Exercise brief:
Which lines of the records contain "tapping"? Collect every one of them.

Given records:
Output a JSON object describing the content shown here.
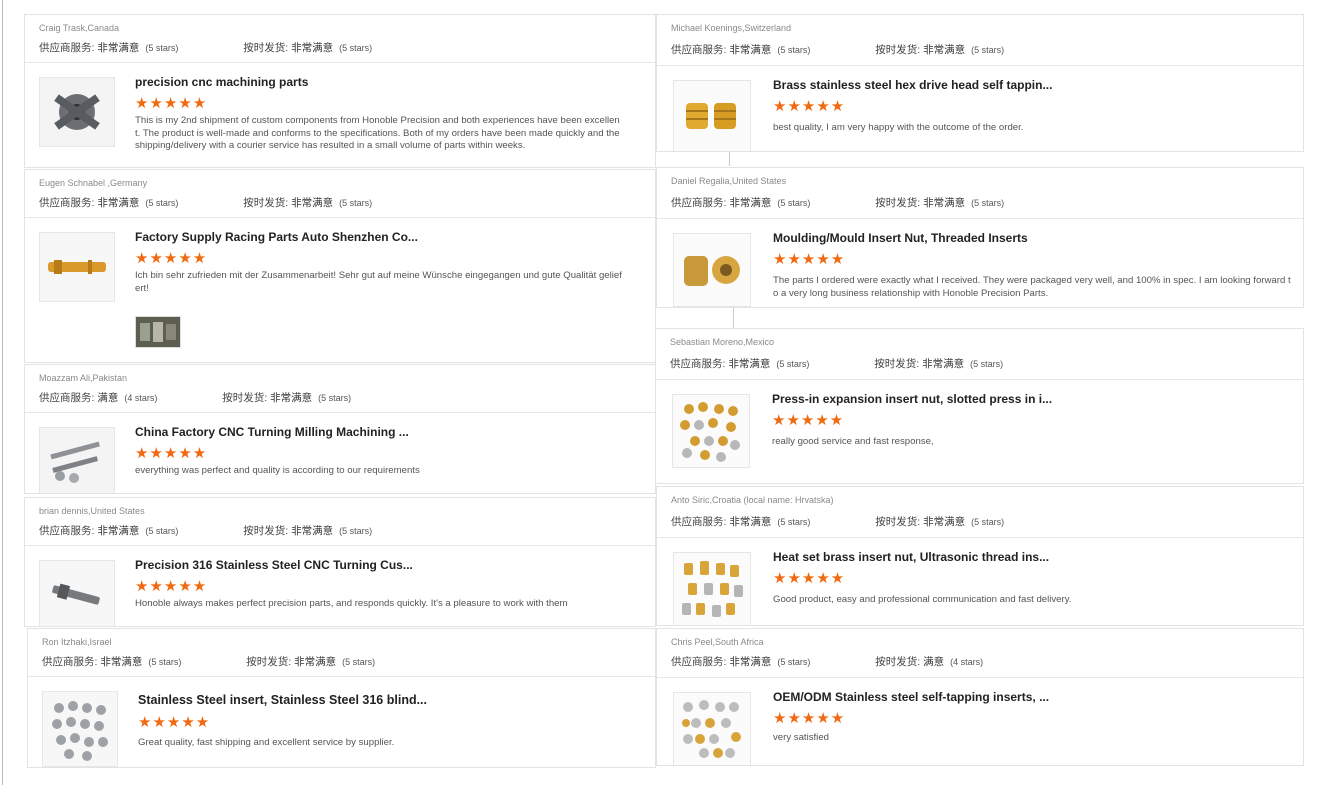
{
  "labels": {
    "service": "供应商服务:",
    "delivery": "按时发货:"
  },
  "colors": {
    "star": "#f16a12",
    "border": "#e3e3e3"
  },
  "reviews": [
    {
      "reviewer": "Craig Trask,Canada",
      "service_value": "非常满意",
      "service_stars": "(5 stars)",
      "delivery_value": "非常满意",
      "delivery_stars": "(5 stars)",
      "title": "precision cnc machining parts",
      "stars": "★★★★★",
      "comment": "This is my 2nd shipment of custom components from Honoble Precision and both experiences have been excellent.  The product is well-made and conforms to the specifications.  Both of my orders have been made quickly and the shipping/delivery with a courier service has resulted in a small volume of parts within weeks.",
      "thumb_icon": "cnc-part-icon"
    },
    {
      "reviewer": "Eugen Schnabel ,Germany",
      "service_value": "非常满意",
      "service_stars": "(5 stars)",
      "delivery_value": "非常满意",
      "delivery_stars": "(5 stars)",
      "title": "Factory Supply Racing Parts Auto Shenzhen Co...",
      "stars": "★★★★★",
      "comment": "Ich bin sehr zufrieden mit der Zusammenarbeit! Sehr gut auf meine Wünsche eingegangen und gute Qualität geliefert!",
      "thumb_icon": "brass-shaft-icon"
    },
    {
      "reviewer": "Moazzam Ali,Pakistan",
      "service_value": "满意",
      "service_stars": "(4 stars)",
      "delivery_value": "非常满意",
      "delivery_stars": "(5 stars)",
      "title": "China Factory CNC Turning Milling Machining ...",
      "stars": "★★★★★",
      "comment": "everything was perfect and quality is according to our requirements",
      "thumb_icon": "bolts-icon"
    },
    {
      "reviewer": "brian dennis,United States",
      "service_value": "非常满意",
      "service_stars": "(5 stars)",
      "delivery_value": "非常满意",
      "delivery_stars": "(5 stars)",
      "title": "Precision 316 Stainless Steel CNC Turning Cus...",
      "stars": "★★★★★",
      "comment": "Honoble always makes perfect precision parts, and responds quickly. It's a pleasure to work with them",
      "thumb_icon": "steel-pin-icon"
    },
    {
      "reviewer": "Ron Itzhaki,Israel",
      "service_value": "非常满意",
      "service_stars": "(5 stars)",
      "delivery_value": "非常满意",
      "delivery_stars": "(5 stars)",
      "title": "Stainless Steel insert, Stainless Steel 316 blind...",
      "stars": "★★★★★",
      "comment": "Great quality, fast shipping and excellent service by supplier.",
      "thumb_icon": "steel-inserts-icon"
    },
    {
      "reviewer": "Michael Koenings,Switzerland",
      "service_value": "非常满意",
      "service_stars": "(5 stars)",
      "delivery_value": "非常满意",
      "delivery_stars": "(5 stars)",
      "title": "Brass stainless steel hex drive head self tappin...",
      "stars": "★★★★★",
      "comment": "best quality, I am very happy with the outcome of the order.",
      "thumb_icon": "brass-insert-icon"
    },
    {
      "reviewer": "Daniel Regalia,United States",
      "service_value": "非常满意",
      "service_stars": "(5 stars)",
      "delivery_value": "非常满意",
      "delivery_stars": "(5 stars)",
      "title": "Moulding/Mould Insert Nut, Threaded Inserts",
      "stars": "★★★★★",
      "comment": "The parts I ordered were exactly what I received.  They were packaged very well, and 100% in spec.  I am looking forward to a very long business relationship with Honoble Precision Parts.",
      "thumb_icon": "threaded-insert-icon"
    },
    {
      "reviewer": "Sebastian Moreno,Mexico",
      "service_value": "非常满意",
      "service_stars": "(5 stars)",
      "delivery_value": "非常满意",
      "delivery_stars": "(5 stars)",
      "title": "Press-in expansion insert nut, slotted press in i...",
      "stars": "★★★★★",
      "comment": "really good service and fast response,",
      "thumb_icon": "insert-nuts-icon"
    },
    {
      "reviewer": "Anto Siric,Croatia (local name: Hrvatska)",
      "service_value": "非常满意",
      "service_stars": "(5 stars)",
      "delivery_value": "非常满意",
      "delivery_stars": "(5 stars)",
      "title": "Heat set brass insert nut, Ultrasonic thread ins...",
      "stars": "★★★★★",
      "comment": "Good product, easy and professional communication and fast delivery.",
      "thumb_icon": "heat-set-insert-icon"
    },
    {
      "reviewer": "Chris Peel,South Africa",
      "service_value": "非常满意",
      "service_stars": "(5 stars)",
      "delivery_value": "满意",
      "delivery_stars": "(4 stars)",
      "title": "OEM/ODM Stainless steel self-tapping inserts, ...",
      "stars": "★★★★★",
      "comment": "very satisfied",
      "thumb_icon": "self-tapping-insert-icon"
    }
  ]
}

==

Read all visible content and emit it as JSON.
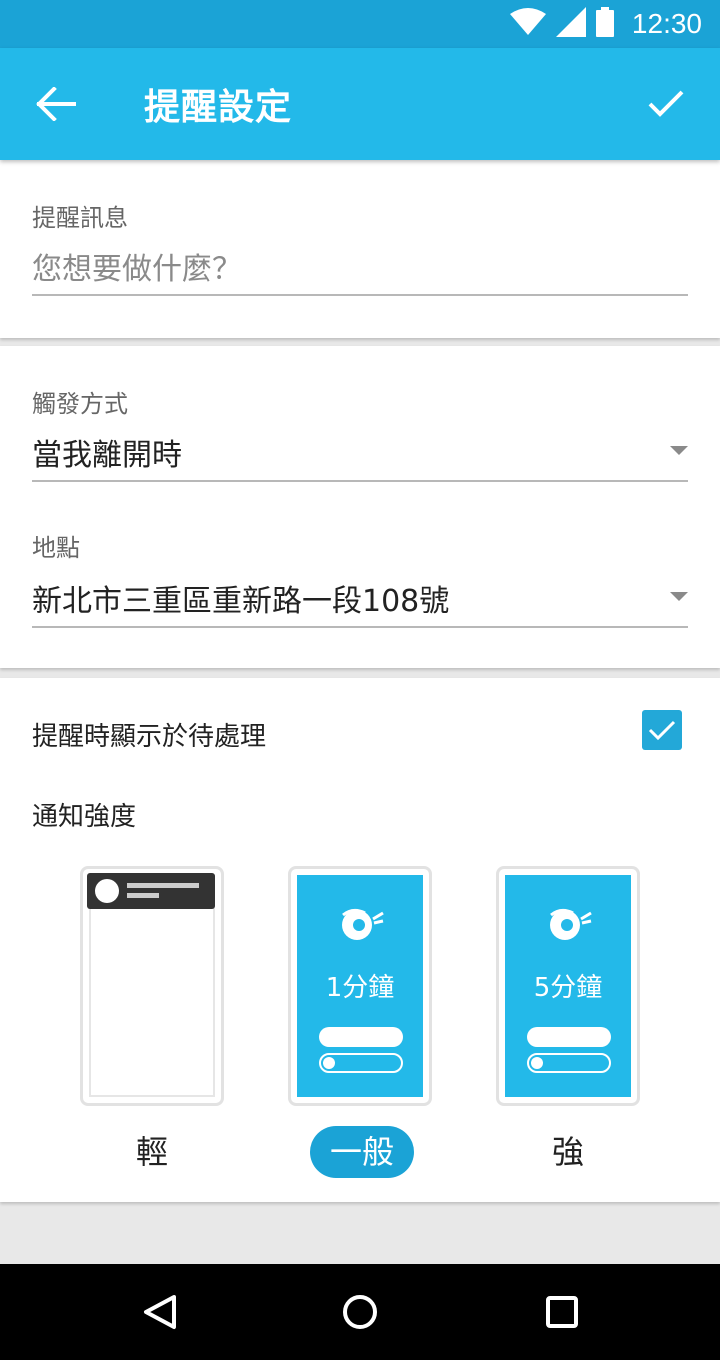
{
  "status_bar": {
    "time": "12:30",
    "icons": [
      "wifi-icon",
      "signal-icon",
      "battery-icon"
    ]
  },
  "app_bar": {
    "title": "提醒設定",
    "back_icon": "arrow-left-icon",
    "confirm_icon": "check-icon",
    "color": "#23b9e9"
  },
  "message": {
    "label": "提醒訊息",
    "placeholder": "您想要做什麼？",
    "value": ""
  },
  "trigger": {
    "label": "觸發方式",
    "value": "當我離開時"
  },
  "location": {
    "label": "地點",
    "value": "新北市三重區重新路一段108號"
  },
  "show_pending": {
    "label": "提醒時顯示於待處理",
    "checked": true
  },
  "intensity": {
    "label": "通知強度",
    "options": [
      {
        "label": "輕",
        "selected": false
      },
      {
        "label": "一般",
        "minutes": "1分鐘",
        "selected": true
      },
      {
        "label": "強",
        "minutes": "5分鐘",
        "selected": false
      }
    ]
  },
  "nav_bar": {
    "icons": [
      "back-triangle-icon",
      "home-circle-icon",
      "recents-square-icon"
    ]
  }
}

Exercise response:
      "title": "OEM/ODM Stainless steel self-tapping inserts, ...",
      "thumb_icon": "self-tapping-insert-icon"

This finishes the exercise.